___ INPUT ROWS
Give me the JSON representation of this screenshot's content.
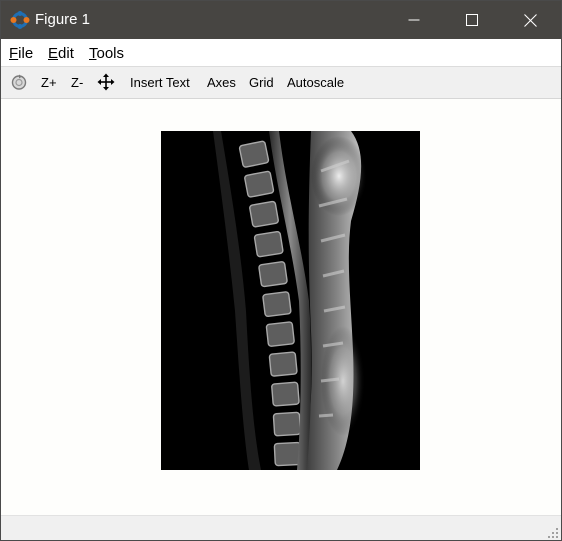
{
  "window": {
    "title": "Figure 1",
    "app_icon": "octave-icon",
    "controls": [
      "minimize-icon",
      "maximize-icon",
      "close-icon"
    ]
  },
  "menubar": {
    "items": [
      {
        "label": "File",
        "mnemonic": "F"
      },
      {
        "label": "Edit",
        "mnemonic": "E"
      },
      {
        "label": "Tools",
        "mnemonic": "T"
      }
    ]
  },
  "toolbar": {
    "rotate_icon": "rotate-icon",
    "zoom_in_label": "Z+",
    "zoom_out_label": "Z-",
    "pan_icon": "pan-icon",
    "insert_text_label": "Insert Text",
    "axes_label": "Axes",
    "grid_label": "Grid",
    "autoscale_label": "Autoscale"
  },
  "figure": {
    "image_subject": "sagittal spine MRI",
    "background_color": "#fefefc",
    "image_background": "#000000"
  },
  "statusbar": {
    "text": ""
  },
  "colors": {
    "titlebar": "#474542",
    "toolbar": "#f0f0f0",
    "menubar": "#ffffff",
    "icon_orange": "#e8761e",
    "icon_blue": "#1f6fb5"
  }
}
______
◆ **SHORT TASK**
Using the records above, retype everything exactly except the pictures.

◆ **OUTPUT**
Give me the JSON representation of this screenshot's content.
{
  "window": {
    "title": "Figure 1",
    "app_icon": "octave-icon",
    "controls": [
      "minimize-icon",
      "maximize-icon",
      "close-icon"
    ]
  },
  "menubar": {
    "items": [
      {
        "label": "File",
        "mnemonic": "F"
      },
      {
        "label": "Edit",
        "mnemonic": "E"
      },
      {
        "label": "Tools",
        "mnemonic": "T"
      }
    ]
  },
  "toolbar": {
    "rotate_icon": "rotate-icon",
    "zoom_in_label": "Z+",
    "zoom_out_label": "Z-",
    "pan_icon": "pan-icon",
    "insert_text_label": "Insert Text",
    "axes_label": "Axes",
    "grid_label": "Grid",
    "autoscale_label": "Autoscale"
  },
  "figure": {
    "image_subject": "sagittal spine MRI",
    "background_color": "#fefefc",
    "image_background": "#000000"
  },
  "statusbar": {
    "text": ""
  },
  "colors": {
    "titlebar": "#474542",
    "toolbar": "#f0f0f0",
    "menubar": "#ffffff",
    "icon_orange": "#e8761e",
    "icon_blue": "#1f6fb5"
  }
}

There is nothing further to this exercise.